GIVEN TASK:
Find all the lines with "xlabel" and gather them.

_ _ _

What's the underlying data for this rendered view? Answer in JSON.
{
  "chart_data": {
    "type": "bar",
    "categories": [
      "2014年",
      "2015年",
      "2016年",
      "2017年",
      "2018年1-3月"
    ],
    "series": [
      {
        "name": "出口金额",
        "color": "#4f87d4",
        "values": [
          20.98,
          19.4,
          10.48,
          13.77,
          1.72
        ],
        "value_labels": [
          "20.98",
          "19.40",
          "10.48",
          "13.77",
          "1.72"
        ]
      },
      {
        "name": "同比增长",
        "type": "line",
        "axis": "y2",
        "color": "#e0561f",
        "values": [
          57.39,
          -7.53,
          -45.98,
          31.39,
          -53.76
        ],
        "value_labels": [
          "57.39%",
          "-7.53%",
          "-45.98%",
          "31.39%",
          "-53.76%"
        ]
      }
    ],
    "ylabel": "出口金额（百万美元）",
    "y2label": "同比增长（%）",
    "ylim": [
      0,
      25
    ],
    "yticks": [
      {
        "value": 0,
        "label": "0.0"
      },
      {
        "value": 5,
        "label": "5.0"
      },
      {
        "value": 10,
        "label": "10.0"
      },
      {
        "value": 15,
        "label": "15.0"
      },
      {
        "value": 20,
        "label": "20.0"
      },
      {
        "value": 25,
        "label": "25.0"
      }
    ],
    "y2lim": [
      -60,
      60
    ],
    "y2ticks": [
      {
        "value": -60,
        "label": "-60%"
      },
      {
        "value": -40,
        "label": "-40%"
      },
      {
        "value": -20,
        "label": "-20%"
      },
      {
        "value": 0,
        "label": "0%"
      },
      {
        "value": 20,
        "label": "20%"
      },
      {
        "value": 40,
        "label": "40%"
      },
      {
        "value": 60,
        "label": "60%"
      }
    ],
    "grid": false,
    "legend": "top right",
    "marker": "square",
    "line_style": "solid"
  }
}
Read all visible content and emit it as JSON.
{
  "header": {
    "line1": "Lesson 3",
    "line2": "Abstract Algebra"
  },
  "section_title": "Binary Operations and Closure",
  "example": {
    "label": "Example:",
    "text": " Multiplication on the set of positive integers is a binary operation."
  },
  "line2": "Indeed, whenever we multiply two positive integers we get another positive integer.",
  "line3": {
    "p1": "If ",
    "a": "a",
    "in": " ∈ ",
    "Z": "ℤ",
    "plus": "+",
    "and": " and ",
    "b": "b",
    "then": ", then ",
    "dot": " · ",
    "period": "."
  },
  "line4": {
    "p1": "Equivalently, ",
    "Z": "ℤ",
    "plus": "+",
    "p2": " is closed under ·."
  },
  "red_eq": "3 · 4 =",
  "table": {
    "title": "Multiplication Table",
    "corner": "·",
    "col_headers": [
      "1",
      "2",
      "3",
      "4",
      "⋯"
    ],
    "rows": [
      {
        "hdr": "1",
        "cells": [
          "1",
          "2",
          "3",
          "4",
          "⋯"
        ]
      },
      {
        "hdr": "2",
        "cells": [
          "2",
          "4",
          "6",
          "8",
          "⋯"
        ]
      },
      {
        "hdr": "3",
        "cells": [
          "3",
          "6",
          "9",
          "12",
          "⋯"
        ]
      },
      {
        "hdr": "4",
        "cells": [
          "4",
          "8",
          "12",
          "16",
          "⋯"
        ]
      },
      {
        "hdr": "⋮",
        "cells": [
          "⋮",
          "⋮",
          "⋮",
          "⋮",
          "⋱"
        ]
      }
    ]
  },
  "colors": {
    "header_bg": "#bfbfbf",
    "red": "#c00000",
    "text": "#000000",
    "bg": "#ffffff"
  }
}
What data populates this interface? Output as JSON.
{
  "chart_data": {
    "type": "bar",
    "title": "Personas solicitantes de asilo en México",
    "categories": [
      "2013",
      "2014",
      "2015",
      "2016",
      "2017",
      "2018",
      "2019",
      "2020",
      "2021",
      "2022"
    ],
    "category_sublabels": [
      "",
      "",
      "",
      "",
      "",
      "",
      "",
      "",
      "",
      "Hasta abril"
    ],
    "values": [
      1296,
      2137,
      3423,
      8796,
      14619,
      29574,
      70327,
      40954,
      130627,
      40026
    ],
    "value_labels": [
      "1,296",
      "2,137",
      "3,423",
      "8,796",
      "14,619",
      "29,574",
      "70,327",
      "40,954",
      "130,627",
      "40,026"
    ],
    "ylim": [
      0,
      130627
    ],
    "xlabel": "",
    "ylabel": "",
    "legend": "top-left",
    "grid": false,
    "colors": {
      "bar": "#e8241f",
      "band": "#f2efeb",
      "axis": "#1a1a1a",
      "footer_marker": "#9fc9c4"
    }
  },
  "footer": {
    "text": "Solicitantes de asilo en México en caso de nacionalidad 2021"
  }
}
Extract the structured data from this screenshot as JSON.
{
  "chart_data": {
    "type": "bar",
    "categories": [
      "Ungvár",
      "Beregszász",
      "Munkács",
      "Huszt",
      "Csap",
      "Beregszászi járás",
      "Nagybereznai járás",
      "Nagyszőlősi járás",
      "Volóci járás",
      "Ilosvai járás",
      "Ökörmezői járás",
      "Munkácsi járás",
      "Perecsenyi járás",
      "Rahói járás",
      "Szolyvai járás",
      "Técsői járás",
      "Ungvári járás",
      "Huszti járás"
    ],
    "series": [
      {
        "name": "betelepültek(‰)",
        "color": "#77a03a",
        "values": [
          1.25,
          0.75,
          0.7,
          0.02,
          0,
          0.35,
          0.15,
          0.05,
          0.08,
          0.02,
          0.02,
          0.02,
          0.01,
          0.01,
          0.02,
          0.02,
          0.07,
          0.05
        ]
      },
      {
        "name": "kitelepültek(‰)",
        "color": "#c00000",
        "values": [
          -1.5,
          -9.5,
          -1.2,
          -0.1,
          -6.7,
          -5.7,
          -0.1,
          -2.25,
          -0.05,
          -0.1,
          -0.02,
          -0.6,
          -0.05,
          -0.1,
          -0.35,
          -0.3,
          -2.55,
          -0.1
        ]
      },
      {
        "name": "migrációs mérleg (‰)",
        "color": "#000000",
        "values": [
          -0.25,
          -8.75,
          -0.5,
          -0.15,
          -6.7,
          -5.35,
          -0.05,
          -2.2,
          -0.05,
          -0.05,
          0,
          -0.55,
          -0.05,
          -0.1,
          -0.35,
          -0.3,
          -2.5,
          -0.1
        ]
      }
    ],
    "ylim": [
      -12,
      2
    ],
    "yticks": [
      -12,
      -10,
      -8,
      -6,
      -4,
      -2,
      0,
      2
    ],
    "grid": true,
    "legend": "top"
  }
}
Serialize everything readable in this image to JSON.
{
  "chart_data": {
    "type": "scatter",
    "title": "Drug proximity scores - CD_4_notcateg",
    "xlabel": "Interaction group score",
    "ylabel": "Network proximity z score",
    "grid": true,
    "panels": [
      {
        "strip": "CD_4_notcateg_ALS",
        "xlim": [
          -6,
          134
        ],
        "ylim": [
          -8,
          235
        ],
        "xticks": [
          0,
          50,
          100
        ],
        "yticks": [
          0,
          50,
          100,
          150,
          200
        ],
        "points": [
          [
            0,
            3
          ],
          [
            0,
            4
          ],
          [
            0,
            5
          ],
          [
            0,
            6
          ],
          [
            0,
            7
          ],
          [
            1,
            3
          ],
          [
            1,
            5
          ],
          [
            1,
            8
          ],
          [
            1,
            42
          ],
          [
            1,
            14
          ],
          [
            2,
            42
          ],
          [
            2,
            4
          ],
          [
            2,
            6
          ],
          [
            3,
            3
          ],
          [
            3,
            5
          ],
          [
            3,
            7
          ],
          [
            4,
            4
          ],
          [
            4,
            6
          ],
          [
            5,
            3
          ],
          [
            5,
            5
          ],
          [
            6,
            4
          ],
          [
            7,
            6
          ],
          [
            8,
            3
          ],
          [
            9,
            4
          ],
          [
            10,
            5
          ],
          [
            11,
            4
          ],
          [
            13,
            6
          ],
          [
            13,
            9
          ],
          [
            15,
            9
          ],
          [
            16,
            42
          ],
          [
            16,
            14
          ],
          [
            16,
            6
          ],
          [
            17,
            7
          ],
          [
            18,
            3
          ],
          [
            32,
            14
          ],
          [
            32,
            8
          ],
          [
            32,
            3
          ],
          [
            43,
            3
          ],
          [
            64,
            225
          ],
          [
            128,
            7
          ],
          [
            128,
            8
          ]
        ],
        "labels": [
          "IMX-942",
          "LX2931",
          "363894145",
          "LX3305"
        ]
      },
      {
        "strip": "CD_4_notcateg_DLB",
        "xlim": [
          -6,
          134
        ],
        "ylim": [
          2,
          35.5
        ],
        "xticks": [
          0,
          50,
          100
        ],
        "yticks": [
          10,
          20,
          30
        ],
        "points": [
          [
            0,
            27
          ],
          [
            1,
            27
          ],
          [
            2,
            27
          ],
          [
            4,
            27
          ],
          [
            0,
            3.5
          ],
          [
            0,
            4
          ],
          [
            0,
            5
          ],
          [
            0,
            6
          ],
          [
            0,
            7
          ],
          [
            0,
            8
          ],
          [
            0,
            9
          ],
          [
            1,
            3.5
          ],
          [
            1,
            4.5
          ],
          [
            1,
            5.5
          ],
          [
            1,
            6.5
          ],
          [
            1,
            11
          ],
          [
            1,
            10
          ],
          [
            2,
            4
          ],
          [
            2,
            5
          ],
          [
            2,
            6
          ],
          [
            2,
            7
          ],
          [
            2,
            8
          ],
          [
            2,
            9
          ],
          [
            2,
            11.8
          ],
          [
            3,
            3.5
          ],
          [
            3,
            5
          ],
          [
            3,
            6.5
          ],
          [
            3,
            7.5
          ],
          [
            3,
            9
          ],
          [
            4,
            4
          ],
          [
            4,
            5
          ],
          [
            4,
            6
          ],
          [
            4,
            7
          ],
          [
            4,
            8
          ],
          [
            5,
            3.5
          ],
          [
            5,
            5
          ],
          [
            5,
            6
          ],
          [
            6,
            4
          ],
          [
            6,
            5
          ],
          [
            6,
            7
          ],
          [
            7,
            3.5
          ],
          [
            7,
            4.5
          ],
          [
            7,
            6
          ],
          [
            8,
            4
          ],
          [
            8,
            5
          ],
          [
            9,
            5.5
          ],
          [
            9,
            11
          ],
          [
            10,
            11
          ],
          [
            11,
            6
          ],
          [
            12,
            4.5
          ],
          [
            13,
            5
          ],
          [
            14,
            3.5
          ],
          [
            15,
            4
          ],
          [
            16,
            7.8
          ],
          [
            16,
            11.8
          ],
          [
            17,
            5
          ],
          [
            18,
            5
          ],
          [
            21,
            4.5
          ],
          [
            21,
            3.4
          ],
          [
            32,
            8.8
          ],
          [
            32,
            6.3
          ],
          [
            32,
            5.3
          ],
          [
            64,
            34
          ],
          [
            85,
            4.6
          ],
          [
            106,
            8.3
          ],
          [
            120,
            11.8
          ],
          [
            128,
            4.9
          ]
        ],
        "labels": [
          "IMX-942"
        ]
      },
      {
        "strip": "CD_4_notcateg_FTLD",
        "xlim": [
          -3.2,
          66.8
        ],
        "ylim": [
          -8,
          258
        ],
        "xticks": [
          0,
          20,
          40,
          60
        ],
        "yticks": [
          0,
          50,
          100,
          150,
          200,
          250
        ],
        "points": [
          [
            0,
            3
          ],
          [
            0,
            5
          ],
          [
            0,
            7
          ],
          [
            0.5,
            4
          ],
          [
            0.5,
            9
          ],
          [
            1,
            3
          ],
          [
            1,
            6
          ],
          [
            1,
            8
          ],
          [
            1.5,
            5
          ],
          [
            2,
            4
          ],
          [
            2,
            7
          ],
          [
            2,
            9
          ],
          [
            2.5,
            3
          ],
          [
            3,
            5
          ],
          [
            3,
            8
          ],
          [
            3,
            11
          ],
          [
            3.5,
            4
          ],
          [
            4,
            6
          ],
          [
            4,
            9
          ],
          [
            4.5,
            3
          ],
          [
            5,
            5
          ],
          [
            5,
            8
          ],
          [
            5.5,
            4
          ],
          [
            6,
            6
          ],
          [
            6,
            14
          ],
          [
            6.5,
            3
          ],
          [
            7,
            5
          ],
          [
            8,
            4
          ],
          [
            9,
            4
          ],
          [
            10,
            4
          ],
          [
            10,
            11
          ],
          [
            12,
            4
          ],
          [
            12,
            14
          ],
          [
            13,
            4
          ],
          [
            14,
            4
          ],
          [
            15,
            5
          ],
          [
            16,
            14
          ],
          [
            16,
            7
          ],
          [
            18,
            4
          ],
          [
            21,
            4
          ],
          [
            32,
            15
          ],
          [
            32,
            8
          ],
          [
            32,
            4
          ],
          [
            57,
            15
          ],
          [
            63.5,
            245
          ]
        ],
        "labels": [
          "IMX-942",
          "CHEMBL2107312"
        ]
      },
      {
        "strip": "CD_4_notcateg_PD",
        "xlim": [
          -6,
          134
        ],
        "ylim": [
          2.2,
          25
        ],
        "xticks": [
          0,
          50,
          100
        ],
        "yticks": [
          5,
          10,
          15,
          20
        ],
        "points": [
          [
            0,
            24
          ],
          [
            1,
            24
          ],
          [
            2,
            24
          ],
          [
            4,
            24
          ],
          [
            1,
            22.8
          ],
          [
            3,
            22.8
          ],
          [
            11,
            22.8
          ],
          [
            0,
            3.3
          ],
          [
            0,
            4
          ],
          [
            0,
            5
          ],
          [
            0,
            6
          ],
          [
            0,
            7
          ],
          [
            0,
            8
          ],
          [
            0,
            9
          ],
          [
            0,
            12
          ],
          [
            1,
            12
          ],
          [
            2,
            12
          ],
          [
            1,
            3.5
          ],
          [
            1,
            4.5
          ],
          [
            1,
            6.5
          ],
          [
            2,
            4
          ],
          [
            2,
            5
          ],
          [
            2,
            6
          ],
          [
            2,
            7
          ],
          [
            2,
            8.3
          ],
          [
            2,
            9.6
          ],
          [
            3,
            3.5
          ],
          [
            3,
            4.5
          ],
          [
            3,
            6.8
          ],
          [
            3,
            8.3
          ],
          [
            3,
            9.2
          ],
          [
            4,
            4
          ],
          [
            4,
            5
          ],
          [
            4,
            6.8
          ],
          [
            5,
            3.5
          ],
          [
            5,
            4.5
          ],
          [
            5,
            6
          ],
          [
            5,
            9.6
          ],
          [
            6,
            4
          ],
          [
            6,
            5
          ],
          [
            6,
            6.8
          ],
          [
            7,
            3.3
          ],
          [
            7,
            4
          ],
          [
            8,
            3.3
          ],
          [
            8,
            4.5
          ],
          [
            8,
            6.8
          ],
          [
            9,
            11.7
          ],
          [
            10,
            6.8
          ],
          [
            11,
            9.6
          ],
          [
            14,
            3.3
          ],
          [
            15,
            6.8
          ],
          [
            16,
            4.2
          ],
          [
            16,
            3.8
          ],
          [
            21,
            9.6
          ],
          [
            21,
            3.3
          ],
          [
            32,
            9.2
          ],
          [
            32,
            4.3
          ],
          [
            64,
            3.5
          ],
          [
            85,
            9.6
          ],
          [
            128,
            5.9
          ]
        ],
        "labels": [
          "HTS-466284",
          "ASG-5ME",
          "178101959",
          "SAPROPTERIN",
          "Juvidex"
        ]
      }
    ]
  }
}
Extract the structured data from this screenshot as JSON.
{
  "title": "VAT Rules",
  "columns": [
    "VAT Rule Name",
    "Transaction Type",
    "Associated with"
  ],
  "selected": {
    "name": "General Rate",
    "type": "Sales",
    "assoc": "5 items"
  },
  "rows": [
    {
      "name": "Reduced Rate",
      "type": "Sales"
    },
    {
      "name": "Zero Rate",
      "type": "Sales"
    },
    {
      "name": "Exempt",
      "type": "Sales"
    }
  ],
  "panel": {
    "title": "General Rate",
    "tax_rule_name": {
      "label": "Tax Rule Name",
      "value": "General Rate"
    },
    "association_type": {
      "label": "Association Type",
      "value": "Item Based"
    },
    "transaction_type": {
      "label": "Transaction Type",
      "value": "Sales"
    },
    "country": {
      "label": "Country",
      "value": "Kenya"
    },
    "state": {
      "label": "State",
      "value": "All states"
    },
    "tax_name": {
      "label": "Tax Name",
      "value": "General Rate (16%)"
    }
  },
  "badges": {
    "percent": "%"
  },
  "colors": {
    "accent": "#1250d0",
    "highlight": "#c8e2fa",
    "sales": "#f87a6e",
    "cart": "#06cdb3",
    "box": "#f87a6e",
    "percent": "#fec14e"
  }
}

_ _ _

TASK RESULT:
    "xlabel": "",
    "xlabel": "Interaction group score",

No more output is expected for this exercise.